▶ **Given exercise**:
Scan the material for the word "this", and copy each line where it shows up.

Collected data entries
-- start --

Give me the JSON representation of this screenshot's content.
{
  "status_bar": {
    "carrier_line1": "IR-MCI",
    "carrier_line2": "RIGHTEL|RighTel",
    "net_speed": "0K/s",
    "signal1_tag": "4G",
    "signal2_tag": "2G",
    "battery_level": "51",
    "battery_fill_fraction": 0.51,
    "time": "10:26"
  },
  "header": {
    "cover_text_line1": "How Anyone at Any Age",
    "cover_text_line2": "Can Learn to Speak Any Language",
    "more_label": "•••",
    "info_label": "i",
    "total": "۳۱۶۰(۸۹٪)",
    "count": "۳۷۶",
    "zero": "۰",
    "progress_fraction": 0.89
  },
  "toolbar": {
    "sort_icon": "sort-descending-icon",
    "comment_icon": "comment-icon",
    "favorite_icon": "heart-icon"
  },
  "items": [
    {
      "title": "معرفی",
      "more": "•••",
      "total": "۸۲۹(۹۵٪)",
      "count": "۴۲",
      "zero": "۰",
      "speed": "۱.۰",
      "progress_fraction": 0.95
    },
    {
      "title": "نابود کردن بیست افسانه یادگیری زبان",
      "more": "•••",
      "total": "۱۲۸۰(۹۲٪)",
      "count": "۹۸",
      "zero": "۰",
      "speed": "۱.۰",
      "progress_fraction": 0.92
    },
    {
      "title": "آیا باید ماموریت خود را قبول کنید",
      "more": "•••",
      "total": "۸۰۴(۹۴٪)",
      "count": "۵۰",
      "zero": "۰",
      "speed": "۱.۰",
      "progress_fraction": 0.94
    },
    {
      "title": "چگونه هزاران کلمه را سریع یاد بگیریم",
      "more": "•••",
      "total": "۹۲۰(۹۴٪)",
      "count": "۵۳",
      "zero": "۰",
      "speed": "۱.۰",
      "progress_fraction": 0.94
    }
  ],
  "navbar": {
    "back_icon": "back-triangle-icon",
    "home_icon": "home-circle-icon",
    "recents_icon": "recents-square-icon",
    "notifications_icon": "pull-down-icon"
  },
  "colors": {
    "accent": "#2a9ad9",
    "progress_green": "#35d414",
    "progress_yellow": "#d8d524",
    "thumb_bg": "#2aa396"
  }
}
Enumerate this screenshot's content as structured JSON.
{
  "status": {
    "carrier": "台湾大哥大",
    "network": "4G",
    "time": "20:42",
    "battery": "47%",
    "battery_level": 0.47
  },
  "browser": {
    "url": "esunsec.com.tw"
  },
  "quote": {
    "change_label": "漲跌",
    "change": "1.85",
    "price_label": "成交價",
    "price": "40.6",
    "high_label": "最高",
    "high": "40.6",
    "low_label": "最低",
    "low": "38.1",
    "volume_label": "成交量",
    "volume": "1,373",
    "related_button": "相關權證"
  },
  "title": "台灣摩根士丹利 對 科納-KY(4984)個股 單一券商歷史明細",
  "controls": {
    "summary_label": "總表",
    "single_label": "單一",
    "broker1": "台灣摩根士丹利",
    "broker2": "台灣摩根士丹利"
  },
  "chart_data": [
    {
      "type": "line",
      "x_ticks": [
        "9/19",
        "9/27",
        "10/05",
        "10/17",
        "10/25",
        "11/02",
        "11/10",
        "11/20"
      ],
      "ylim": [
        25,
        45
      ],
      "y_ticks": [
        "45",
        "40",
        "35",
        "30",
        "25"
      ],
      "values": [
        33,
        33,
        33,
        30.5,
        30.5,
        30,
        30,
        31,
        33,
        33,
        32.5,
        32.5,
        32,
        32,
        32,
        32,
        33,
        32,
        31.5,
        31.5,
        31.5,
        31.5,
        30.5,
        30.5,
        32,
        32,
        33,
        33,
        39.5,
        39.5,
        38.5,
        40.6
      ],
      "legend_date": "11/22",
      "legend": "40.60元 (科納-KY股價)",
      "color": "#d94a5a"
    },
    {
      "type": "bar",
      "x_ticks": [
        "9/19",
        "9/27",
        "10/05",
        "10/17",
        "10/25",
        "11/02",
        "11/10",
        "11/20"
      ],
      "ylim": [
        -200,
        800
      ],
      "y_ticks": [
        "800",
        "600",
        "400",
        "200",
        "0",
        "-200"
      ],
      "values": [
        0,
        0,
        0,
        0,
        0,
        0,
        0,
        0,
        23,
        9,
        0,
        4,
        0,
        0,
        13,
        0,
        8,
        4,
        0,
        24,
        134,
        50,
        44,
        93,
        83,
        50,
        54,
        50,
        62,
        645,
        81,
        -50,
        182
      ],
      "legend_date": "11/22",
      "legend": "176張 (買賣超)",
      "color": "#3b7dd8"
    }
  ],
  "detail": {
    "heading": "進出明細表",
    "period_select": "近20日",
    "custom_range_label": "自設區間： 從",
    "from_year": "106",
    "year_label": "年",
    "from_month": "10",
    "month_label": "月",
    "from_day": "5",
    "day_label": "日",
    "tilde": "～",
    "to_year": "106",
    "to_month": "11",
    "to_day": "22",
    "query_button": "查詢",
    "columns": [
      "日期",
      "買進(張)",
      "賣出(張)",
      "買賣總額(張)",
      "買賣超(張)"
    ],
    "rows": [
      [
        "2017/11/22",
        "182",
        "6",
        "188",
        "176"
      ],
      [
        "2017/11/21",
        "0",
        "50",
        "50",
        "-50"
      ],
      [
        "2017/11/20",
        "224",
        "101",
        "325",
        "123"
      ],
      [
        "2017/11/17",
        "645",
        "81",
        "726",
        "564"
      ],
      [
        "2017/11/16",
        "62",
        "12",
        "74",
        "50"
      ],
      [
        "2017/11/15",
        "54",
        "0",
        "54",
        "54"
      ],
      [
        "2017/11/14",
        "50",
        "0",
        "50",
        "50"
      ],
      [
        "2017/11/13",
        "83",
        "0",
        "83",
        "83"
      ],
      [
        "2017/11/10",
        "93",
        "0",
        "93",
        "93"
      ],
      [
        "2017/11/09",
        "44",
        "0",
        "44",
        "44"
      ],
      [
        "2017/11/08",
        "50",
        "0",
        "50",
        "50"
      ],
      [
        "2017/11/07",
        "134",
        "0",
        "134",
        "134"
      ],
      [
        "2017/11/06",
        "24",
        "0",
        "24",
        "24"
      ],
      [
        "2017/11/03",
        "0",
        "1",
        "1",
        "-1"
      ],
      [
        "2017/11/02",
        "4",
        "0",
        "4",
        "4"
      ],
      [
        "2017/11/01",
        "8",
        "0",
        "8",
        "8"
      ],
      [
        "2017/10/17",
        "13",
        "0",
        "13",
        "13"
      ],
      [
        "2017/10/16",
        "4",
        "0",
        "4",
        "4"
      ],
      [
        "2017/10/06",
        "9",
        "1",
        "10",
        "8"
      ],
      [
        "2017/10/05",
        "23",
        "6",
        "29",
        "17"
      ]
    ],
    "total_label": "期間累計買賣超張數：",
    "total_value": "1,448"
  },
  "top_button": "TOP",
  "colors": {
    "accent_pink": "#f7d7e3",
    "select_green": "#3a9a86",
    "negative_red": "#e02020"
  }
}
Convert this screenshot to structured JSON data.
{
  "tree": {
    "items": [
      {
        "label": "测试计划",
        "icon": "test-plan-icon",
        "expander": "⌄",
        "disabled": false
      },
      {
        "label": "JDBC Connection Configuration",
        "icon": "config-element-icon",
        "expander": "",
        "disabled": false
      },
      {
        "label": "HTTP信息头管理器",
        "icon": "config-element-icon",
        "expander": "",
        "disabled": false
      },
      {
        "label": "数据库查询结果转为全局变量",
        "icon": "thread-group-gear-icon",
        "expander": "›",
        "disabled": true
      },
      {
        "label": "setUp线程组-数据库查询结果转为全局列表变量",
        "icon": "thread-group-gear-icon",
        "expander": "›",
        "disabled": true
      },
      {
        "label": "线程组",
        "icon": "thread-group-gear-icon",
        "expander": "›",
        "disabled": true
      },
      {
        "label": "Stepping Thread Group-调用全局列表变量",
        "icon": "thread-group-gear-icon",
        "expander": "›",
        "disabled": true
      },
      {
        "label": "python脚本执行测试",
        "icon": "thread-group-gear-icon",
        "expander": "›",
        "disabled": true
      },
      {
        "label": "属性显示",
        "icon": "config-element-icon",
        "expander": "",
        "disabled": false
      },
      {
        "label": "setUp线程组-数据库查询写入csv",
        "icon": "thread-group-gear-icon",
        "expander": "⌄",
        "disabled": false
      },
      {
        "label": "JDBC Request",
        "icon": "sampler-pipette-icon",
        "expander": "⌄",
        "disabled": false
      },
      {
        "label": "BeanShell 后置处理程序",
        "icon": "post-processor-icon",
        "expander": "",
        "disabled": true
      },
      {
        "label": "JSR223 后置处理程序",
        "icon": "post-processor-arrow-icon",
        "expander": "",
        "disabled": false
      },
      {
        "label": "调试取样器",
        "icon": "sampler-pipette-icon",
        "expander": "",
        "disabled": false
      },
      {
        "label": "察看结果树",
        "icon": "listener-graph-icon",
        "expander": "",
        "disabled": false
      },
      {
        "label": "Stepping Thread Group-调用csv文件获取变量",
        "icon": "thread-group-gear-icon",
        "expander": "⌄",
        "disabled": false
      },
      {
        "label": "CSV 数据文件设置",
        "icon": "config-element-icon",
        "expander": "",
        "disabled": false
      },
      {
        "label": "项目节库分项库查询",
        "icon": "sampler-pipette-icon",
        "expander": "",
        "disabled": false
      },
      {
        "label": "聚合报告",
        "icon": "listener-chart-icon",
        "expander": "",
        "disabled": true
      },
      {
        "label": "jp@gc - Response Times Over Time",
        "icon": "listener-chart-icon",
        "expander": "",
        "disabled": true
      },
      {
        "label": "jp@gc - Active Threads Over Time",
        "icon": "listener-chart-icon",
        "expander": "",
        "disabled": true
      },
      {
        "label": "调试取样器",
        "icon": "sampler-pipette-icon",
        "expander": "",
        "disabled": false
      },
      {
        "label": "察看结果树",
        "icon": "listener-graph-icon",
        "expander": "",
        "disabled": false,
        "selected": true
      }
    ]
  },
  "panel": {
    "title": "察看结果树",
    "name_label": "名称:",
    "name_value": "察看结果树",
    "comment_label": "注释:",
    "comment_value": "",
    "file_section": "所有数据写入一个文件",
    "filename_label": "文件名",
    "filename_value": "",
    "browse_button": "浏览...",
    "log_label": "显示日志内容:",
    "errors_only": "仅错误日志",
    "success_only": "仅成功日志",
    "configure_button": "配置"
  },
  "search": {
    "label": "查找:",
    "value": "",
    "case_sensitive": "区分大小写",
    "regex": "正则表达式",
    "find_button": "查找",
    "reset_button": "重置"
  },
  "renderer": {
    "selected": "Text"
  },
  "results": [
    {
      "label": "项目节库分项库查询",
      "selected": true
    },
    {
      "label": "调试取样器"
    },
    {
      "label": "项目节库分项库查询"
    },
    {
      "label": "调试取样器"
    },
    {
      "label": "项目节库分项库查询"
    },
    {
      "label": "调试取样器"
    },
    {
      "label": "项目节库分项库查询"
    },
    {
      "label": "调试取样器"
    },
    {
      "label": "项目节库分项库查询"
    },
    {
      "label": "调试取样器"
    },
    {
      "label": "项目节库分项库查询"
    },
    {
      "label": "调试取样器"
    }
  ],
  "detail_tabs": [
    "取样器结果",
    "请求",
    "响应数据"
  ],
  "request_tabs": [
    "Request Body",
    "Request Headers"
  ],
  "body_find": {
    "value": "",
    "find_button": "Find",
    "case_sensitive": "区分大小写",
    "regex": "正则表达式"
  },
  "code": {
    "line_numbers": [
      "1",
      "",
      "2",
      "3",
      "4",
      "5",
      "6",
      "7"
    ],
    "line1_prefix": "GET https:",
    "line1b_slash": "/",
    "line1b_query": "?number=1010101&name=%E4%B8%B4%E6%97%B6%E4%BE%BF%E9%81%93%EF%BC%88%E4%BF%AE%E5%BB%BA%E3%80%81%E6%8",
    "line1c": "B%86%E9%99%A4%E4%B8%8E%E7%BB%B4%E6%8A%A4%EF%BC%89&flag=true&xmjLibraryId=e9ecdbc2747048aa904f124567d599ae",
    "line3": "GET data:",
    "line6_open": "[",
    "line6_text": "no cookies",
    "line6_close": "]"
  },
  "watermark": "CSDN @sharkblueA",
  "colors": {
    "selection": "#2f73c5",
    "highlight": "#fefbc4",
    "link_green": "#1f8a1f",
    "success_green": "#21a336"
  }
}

-- end --

▶ **Answer to the task**:
Give me the JSON representation of this screenshot's content.
Enumerate this screenshot's content as structured JSON.
Convert this screenshot to structured JSON data.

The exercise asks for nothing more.